Stored entries:
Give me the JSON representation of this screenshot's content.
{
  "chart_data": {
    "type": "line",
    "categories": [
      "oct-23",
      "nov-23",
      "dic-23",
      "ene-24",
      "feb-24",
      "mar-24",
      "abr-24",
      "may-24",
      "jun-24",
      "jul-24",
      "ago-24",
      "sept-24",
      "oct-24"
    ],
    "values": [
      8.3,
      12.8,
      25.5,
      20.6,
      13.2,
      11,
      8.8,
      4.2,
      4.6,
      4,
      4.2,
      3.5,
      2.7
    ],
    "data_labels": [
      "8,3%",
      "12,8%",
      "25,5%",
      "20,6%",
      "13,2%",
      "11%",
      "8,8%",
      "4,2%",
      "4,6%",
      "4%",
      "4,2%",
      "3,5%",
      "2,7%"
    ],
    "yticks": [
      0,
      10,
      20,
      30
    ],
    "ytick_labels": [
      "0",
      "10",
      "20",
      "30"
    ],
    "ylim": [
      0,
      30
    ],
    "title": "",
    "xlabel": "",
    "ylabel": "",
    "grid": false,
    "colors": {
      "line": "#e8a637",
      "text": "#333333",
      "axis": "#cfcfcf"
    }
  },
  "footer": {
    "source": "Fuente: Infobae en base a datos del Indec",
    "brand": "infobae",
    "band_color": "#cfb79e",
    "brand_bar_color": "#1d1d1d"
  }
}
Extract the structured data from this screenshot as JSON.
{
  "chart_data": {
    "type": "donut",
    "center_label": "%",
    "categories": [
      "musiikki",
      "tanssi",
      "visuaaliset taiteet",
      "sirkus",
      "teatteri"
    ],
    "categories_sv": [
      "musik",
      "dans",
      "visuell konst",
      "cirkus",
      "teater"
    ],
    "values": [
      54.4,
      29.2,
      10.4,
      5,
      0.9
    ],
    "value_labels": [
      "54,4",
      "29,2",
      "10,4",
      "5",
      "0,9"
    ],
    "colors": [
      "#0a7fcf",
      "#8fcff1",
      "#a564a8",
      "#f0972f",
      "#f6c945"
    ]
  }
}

- Aim -
Give back the whole listing, word for word.

- Solution to the exercise -
Give me the JSON representation of this screenshot's content.
{
  "chart_data": {
    "type": "line",
    "categories": [
      "oct-23",
      "nov-23",
      "dic-23",
      "ene-24",
      "feb-24",
      "mar-24",
      "abr-24",
      "may-24",
      "jun-24",
      "jul-24",
      "ago-24",
      "sept-24",
      "oct-24"
    ],
    "values": [
      8.3,
      12.8,
      25.5,
      20.6,
      13.2,
      11,
      8.8,
      4.2,
      4.6,
      4,
      4.2,
      3.5,
      2.7
    ],
    "data_labels": [
      "8,3%",
      "12,8%",
      "25,5%",
      "20,6%",
      "13,2%",
      "11%",
      "8,8%",
      "4,2%",
      "4,6%",
      "4%",
      "4,2%",
      "3,5%",
      "2,7%"
    ],
    "yticks": [
      0,
      10,
      20,
      30
    ],
    "ytick_labels": [
      "0",
      "10",
      "20",
      "30"
    ],
    "ylim": [
      0,
      30
    ],
    "title": "",
    "xlabel": "",
    "ylabel": "",
    "grid": false,
    "colors": {
      "line": "#e8a637",
      "text": "#333333",
      "axis": "#cfcfcf"
    }
  },
  "footer": {
    "source": "Fuente: Infobae en base a datos del Indec",
    "brand": "infobae",
    "band_color": "#cfb79e",
    "brand_bar_color": "#1d1d1d"
  }
}
Extract the structured data from this screenshot as JSON.
{
  "chart_data": {
    "type": "donut",
    "center_label": "%",
    "categories": [
      "musiikki",
      "tanssi",
      "visuaaliset taiteet",
      "sirkus",
      "teatteri"
    ],
    "categories_sv": [
      "musik",
      "dans",
      "visuell konst",
      "cirkus",
      "teater"
    ],
    "values": [
      54.4,
      29.2,
      10.4,
      5,
      0.9
    ],
    "value_labels": [
      "54,4",
      "29,2",
      "10,4",
      "5",
      "0,9"
    ],
    "colors": [
      "#0a7fcf",
      "#8fcff1",
      "#a564a8",
      "#f0972f",
      "#f6c945"
    ]
  }
}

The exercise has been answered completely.